What the task requires » Pick out the lines in the listing below that contain the word "Leave" and copy them.

Records »
•••

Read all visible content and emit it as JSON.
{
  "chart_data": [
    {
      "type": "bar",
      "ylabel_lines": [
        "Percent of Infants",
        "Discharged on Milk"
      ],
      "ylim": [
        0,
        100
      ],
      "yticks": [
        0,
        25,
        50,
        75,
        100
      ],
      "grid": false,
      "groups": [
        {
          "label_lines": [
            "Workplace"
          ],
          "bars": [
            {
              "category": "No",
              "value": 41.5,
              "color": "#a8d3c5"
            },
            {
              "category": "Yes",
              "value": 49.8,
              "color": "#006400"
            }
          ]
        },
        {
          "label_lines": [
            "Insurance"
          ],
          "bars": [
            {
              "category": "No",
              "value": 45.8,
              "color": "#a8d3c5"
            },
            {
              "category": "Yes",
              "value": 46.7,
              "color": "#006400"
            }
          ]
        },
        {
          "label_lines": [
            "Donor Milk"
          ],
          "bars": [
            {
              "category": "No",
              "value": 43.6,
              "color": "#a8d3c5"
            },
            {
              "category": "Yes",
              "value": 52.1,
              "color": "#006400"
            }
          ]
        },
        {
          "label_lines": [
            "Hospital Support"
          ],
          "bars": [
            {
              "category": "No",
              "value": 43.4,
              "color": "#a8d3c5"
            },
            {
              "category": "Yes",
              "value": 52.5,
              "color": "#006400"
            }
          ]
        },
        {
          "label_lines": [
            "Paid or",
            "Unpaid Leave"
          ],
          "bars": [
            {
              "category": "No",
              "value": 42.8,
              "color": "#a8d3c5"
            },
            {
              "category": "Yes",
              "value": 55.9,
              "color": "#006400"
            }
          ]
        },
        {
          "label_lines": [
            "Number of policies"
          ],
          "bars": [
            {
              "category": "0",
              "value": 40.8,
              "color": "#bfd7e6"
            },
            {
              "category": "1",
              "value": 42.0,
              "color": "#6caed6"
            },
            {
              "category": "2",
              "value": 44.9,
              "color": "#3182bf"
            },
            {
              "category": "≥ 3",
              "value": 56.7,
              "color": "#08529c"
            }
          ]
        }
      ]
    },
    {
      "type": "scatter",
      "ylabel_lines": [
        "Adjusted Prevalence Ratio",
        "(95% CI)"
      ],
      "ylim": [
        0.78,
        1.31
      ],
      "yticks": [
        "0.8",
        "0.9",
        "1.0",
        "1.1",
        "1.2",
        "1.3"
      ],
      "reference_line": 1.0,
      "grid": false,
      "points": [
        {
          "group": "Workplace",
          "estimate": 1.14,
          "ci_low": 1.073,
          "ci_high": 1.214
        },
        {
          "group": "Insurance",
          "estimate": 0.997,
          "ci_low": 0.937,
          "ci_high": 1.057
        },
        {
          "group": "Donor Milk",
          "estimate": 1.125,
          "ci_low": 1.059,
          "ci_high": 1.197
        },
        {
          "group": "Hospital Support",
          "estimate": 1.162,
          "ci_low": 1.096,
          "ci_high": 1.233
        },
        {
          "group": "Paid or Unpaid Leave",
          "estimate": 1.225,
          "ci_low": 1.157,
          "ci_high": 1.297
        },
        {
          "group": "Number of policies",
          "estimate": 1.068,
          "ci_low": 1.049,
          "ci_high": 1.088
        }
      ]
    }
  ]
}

•••

Finished answer »
            "Unpaid Leave"
          "group": "Paid or Unpaid Leave",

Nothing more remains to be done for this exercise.